Filter these entries so that only lines with the word "求一个数比另一个数多几或少几" remain.
━━━━
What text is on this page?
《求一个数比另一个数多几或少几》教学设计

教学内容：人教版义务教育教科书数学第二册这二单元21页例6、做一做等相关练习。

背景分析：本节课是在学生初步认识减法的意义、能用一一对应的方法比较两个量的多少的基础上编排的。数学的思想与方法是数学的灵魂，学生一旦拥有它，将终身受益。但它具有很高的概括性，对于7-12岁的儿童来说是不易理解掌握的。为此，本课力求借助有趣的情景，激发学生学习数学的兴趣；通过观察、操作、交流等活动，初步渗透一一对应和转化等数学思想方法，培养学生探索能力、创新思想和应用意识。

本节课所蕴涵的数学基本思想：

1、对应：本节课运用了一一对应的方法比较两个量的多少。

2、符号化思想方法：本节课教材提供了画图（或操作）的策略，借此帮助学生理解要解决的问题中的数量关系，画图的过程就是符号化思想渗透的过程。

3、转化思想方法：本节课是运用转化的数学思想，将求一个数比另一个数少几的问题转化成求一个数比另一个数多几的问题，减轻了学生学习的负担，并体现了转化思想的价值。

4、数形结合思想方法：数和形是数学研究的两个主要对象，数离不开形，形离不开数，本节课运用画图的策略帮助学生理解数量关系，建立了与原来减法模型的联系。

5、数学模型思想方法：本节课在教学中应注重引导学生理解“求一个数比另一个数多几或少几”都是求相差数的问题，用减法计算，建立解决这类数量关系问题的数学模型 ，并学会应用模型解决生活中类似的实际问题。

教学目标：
━━━━
• Response:
《求一个数比另一个数多几或少几》教学设计
5、数学模型思想方法：本节课在教学中应注重引导学生理解“求一个数比另一个数多几或少几”都是求相差数的问题，用减法计算，建立解决这类数量关系问题的数学模型 ，并学会应用模型解决生活中类似的实际问题。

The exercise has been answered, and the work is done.